● To be done:
All entries must be repeated exactly; do not include the pictures.

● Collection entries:
-- -- --
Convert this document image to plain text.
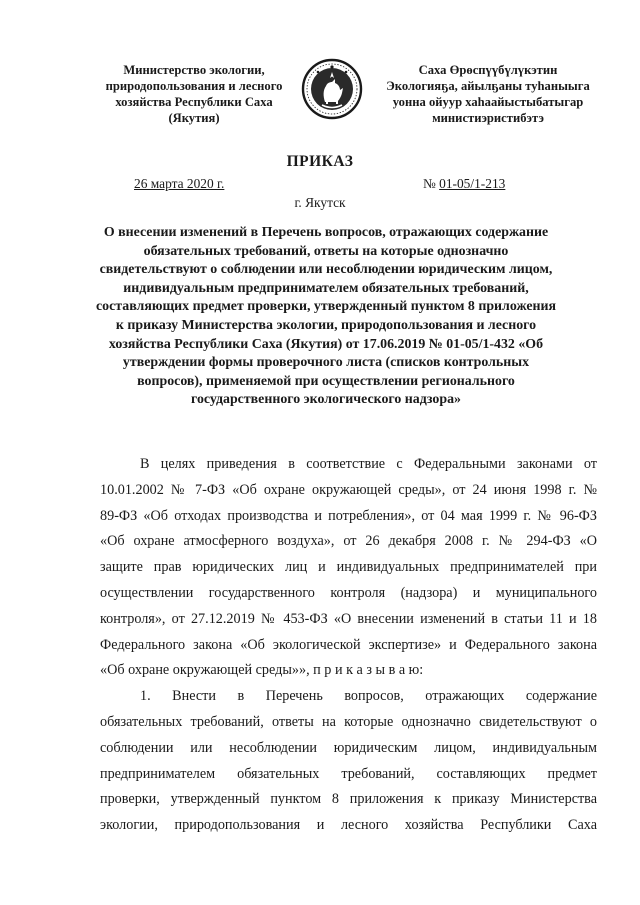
Министерство экологии,
природопользования и лесного
хозяйства Республики Саха
(Якутия)
Саха Өрөспүүбүлүкэтин
Экологияҕа, айылҕаны туһаныыга
уонна ойуур хаһаайыстыбатыгар
министиэристибэтэ
ПРИКАЗ
26 марта 2020 г.	№ 01-05/1-213
г. Якутск
О внесении изменений в Перечень вопросов, отражающих содержание
обязательных требований, ответы на которые однозначно
свидетельствуют о соблюдении или несоблюдении юридическим лицом,
индивидуальным предпринимателем обязательных требований,
составляющих предмет проверки, утвержденный пунктом 8 приложения
к приказу Министерства экологии, природопользования и лесного
хозяйства Республики Саха (Якутия) от 17.06.2019 № 01-05/1-432 «Об
утверждении формы проверочного листа (списков контрольных
вопросов), применяемой при осуществлении регионального
государственного экологического надзора»
В целях приведения в соответствие с Федеральными законами от
10.01.2002 № 7-ФЗ «Об охране окружающей среды», от 24 июня 1998 г. №
89-ФЗ «Об отходах производства и потребления», от 04 мая 1999 г. № 96-ФЗ
«Об охране атмосферного воздуха», от 26 декабря 2008 г. № 294-ФЗ «О
защите прав юридических лиц и индивидуальных предпринимателей при
осуществлении государственного контроля (надзора) и муниципального
контроля», от 27.12.2019 № 453-ФЗ «О внесении изменений в статьи 11 и 18
Федерального закона «Об экологической экспертизе» и Федерального закона
«Об охране окружающей среды»», п р и к а з ы в а ю:
1. Внести в Перечень вопросов, отражающих содержание
обязательных требований, ответы на которые однозначно свидетельствуют о
соблюдении или несоблюдении юридическим лицом, индивидуальным
предпринимателем обязательных требований, составляющих предмет
проверки, утвержденный пунктом 8 приложения к приказу Министерства
экологии, природопользования и лесного хозяйства Республики Саха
-- -- --
● Exercise output:
Convert this document image to plain text.
Министерство экологии,
природопользования и лесного
хозяйства Республики Саха
(Якутия)
Саха Өрөспүүбүлүкэтин
Экологияҕа, айылҕаны туһаныыга
уонна ойуур хаһаайыстыбатыгар
министиэристибэтэ
ПРИКАЗ
26 марта 2020 г.	№ 01-05/1-213
г. Якутск
О внесении изменений в Перечень вопросов, отражающих содержание
обязательных требований, ответы на которые однозначно
свидетельствуют о соблюдении или несоблюдении юридическим лицом,
индивидуальным предпринимателем обязательных требований,
составляющих предмет проверки, утвержденный пунктом 8 приложения
к приказу Министерства экологии, природопользования и лесного
хозяйства Республики Саха (Якутия) от 17.06.2019 № 01-05/1-432 «Об
утверждении формы проверочного листа (списков контрольных
вопросов), применяемой при осуществлении регионального
государственного экологического надзора»
В целях приведения в соответствие с Федеральными законами от
10.01.2002 № 7-ФЗ «Об охране окружающей среды», от 24 июня 1998 г. №
89-ФЗ «Об отходах производства и потребления», от 04 мая 1999 г. № 96-ФЗ
«Об охране атмосферного воздуха», от 26 декабря 2008 г. № 294-ФЗ «О
защите прав юридических лиц и индивидуальных предпринимателей при
осуществлении государственного контроля (надзора) и муниципального
контроля», от 27.12.2019 № 453-ФЗ «О внесении изменений в статьи 11 и 18
Федерального закона «Об экологической экспертизе» и Федерального закона
«Об охране окружающей среды»», п р и к а з ы в а ю:
1. Внести в Перечень вопросов, отражающих содержание
обязательных требований, ответы на которые однозначно свидетельствуют о
соблюдении или несоблюдении юридическим лицом, индивидуальным
предпринимателем обязательных требований, составляющих предмет
проверки, утвержденный пунктом 8 приложения к приказу Министерства
экологии, природопользования и лесного хозяйства Республики Саха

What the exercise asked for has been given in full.